* start Provided data *

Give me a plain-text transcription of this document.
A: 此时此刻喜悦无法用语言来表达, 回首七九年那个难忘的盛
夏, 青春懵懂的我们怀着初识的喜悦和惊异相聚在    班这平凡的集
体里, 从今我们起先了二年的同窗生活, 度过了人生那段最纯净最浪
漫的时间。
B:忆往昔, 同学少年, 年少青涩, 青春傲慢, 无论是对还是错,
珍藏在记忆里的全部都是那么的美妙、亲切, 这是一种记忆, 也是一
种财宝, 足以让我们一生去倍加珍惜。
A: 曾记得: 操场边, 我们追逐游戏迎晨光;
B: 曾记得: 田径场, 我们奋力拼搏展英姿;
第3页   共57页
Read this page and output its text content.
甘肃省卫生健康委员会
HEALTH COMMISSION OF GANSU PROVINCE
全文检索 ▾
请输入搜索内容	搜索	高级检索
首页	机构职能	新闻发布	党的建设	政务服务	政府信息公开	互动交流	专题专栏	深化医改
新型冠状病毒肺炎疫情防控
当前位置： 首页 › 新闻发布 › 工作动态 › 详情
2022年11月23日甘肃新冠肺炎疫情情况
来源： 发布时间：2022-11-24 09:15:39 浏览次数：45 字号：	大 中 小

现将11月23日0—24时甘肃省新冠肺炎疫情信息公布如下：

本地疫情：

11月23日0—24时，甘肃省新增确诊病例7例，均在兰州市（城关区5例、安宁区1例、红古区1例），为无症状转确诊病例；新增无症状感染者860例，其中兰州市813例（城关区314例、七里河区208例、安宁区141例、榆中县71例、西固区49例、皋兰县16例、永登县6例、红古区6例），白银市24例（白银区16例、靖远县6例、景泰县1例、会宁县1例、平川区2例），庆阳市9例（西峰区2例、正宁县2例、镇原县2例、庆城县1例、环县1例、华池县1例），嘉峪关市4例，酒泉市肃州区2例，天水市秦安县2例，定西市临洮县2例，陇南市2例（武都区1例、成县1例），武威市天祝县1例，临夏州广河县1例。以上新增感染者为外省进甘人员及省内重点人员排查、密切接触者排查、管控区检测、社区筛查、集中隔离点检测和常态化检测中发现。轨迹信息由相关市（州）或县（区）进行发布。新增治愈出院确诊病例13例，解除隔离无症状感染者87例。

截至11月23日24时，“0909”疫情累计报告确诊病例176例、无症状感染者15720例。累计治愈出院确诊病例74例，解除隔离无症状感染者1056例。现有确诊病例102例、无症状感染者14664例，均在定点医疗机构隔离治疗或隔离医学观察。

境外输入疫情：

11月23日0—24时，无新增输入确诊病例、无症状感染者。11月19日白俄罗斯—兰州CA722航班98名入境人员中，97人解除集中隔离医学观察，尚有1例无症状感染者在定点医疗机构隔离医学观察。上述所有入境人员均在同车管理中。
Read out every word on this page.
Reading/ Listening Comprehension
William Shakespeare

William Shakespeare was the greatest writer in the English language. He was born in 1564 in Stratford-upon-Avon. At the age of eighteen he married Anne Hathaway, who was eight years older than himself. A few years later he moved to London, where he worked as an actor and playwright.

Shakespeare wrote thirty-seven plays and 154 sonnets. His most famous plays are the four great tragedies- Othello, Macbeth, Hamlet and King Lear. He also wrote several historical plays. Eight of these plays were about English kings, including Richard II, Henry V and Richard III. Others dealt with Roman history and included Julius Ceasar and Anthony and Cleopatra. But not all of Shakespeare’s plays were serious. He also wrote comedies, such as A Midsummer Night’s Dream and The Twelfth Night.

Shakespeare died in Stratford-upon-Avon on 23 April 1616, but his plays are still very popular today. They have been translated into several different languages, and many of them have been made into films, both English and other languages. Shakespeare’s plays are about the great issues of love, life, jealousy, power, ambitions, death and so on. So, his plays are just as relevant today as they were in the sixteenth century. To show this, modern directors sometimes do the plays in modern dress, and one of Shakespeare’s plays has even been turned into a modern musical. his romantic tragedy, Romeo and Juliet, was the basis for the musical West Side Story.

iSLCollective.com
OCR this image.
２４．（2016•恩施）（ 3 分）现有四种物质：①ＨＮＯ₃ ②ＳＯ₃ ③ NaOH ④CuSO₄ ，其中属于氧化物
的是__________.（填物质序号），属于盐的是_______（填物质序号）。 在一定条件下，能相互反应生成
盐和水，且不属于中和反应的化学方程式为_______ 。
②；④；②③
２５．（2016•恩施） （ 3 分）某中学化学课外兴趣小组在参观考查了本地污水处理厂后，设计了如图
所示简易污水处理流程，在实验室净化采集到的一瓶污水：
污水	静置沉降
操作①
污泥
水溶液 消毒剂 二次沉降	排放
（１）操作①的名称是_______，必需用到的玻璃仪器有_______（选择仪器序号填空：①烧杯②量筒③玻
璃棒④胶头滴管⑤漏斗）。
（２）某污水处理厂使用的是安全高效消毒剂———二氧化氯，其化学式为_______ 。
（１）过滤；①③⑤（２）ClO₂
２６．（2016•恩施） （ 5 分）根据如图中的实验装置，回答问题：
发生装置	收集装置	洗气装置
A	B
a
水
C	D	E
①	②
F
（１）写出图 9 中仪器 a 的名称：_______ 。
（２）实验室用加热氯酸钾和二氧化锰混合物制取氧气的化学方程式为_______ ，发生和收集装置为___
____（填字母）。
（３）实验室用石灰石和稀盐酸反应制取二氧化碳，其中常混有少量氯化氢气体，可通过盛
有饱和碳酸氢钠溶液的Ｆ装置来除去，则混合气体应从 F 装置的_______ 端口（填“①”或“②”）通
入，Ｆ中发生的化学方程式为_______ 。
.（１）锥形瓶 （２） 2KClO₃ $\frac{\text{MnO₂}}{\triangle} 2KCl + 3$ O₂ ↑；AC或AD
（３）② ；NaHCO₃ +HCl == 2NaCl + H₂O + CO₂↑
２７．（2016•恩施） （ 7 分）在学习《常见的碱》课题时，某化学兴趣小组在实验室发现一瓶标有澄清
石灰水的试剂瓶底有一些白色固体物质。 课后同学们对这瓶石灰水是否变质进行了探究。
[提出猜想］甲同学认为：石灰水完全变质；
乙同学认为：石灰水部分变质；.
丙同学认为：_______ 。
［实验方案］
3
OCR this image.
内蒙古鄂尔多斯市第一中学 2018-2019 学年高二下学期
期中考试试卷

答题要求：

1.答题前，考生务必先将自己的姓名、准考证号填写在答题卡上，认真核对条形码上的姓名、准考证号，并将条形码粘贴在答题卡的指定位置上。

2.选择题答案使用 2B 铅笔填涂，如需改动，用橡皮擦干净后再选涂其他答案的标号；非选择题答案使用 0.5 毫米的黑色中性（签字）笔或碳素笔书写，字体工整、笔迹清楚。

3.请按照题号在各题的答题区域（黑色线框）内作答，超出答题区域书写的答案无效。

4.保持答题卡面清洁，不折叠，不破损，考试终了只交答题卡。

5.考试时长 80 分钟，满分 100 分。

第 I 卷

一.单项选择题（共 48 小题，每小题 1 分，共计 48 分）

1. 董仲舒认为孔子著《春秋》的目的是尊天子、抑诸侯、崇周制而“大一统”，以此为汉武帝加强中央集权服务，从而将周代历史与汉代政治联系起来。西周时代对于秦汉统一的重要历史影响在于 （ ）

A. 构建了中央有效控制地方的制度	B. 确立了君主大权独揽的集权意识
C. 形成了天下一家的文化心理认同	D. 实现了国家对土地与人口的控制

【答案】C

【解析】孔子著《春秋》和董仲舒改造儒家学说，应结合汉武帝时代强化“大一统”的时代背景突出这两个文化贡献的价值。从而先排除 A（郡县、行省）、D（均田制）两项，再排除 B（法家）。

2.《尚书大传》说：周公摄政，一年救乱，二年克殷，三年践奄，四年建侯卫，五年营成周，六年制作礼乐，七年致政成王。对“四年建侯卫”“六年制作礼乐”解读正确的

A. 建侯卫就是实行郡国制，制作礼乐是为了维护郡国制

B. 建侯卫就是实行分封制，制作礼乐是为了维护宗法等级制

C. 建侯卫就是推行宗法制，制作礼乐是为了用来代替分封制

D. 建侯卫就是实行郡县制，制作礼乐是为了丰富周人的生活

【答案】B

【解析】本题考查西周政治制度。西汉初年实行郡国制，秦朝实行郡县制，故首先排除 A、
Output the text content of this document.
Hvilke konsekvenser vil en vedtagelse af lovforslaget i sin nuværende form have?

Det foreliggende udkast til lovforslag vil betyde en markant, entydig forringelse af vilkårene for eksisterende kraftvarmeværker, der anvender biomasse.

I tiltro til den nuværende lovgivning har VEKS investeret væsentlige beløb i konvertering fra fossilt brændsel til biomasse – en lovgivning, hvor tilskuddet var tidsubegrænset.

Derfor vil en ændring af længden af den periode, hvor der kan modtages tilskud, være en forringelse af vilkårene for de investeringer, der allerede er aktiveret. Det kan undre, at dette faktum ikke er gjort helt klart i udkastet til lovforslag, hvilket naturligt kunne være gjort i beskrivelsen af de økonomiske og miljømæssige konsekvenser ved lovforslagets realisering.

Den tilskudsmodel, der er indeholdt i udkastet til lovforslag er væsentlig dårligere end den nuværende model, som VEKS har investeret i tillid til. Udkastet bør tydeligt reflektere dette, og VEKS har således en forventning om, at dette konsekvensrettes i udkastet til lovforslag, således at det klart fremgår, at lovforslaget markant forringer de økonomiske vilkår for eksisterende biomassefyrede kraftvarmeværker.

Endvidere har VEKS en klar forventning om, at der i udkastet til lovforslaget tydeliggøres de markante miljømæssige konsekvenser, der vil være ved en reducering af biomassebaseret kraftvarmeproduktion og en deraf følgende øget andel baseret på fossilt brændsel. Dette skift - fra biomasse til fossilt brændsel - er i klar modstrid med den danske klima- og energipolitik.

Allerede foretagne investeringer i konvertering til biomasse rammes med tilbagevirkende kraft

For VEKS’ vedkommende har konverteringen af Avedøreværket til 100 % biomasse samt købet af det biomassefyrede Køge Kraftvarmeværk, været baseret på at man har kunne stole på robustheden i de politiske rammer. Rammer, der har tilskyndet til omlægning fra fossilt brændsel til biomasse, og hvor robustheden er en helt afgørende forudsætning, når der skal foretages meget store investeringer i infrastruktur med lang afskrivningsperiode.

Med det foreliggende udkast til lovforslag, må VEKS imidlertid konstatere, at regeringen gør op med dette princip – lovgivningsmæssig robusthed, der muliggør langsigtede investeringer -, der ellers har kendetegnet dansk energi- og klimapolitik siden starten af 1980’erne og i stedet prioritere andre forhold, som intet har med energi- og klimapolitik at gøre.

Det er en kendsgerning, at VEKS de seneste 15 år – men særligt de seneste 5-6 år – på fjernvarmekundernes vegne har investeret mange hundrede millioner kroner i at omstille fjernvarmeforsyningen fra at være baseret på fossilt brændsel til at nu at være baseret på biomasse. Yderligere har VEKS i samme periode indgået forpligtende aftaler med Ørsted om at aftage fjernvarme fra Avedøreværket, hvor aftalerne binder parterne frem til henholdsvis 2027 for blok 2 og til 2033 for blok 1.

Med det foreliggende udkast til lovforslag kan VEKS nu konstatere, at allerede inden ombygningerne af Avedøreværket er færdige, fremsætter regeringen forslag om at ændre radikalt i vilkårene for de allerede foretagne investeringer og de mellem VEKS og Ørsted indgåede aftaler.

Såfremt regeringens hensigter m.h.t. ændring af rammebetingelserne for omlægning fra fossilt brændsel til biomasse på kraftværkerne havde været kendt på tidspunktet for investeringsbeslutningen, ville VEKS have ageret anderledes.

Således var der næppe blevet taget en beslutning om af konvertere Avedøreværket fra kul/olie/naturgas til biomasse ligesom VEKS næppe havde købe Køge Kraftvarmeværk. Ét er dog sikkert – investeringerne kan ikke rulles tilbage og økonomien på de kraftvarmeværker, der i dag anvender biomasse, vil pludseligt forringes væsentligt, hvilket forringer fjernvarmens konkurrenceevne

* end Provided data *

▸ **Exercise brief**: Copy out every line of the listing that contains the string "forringer".

▸ **Answer for this exercise**:
Den tilskudsmodel, der er indeholdt i udkastet til lovforslag er væsentlig dårligere end den nuværende model, som VEKS har investeret i tillid til. Udkastet bør tydeligt reflektere dette, og VEKS har således en forventning om, at dette konsekvensrettes i udkastet til lovforslag, således at det klart fremgår, at lovforslaget markant forringer de økonomiske vilkår for eksisterende biomassefyrede kraftvarmeværker.
Således var der næppe blevet taget en beslutning om af konvertere Avedøreværket fra kul/olie/naturgas til biomasse ligesom VEKS næppe havde købe Køge Kraftvarmeværk. Ét er dog sikkert – investeringerne kan ikke rulles tilbage og økonomien på de kraftvarmeværker, der i dag anvender biomasse, vil pludseligt forringes væsentligt, hvilket forringer fjernvarmens konkurrenceevne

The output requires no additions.